◆ Challenge
Extract every line of the material that holds the string "name".

◆ Materials provided

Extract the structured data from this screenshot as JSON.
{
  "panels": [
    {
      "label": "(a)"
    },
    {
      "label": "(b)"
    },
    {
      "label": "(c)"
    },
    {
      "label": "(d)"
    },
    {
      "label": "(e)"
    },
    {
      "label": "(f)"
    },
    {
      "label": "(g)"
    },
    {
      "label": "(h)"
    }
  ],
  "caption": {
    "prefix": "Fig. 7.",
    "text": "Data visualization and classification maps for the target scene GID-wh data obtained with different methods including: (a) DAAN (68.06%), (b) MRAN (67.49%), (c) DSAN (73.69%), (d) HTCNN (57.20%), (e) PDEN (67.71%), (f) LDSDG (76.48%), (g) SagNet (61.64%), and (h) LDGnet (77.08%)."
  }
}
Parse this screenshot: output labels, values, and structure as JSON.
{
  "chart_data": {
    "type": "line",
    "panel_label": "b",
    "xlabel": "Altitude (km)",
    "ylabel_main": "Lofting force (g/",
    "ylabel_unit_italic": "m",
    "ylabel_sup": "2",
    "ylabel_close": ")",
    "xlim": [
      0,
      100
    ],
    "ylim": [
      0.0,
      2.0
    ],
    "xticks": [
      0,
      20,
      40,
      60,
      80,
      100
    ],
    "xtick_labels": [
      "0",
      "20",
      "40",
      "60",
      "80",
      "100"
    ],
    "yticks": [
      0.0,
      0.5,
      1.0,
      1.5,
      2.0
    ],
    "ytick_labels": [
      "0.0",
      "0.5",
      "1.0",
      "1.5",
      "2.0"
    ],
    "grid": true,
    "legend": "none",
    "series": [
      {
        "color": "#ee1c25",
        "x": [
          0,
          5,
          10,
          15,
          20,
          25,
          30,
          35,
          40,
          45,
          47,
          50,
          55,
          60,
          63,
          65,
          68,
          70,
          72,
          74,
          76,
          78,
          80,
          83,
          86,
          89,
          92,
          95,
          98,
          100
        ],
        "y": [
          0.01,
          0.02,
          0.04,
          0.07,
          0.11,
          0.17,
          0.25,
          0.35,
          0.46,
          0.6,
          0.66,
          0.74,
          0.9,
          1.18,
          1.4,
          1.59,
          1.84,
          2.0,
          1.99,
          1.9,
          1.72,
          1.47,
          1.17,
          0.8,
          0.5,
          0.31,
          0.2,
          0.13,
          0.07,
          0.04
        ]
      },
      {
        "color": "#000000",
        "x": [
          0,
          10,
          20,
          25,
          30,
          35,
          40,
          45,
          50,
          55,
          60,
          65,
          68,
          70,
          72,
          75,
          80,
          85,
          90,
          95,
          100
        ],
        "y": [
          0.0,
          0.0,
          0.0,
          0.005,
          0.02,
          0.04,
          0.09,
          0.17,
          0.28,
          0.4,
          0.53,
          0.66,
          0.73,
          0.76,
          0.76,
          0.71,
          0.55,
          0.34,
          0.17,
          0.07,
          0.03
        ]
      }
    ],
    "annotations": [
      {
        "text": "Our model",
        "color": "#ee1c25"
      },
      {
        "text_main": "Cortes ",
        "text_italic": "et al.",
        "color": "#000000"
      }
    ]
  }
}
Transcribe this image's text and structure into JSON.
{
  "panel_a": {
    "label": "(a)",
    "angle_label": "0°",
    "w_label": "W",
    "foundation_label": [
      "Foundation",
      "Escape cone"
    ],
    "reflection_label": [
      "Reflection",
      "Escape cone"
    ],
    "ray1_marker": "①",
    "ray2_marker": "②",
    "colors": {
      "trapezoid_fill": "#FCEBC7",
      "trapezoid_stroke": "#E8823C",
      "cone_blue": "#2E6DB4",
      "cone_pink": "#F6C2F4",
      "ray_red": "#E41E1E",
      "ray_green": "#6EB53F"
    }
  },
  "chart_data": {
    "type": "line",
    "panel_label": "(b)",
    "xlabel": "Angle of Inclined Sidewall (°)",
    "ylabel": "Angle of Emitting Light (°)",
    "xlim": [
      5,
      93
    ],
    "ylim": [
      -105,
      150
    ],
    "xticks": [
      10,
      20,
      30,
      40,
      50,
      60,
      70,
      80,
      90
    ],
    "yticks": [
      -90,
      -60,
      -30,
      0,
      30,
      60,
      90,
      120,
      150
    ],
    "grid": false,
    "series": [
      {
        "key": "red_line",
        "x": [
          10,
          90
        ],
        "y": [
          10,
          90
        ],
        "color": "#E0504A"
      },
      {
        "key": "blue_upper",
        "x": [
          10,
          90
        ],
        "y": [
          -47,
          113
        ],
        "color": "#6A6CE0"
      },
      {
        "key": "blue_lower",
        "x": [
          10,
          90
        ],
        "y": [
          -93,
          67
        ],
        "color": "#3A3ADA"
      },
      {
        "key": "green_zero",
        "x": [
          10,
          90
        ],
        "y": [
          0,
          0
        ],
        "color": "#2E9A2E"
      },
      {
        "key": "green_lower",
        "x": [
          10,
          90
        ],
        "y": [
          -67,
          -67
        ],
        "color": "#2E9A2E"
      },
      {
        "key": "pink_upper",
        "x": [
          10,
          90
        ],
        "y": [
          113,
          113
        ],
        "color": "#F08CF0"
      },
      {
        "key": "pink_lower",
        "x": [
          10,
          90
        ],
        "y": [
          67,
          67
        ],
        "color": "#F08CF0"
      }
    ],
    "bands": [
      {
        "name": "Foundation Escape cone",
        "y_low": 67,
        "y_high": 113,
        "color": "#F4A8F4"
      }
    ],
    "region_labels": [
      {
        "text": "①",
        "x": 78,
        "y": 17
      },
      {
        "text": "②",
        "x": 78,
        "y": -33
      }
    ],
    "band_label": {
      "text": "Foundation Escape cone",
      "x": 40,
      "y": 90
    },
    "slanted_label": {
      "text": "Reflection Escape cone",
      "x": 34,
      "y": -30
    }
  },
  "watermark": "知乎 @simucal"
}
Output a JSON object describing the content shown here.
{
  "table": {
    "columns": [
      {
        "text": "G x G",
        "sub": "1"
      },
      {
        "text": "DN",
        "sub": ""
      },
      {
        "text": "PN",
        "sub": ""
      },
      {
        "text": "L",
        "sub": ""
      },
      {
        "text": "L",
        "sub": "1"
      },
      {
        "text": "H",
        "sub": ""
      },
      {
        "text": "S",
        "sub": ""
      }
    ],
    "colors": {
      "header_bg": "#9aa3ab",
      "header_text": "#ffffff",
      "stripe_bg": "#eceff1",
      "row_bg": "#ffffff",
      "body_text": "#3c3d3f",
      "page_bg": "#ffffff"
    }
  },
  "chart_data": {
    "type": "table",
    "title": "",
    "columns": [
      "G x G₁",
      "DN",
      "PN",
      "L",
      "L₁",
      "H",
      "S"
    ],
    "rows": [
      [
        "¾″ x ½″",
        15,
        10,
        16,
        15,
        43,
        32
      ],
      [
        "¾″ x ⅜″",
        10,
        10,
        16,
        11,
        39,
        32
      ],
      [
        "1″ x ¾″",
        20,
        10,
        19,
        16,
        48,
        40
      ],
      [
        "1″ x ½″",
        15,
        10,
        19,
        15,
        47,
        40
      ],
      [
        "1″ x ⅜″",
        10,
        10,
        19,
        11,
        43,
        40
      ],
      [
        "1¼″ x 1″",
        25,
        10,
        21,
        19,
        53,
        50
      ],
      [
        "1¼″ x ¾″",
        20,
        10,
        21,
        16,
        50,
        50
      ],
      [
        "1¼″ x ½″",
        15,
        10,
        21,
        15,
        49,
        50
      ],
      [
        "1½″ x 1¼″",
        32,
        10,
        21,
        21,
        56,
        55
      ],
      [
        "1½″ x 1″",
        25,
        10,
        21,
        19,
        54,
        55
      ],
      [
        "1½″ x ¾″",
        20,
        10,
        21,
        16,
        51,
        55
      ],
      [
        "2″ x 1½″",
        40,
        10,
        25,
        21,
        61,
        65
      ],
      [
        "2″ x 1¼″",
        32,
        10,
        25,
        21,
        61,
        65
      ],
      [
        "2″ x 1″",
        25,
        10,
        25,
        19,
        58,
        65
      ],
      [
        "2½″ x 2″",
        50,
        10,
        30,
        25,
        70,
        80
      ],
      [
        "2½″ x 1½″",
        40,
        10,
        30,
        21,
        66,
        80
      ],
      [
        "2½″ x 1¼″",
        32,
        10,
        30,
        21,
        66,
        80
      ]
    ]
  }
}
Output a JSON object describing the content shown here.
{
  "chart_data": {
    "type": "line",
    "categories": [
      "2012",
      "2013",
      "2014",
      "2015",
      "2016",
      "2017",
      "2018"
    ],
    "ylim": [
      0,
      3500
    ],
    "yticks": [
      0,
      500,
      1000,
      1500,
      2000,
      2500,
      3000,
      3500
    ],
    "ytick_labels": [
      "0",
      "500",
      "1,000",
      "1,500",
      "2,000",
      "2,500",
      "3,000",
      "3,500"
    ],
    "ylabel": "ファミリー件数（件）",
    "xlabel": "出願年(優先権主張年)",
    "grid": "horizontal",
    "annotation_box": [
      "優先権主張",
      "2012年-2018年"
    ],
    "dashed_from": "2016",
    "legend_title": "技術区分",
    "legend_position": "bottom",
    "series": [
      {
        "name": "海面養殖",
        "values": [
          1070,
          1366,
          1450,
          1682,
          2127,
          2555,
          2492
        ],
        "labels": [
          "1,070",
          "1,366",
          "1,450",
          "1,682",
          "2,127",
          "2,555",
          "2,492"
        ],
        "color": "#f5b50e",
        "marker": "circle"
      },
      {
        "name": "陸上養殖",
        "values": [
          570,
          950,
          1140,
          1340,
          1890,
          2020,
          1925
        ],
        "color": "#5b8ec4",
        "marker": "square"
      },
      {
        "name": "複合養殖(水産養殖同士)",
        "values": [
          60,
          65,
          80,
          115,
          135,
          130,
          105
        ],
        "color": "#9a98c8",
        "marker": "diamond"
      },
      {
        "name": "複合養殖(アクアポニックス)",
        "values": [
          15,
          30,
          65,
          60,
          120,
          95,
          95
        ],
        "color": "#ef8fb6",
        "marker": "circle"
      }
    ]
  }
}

◆ Answer to this task
        "name": "Foundation Escape cone",
        "name": "海面養殖",
        "name": "陸上養殖",
        "name": "複合養殖(水産養殖同士)",
        "name": "複合養殖(アクアポニックス)",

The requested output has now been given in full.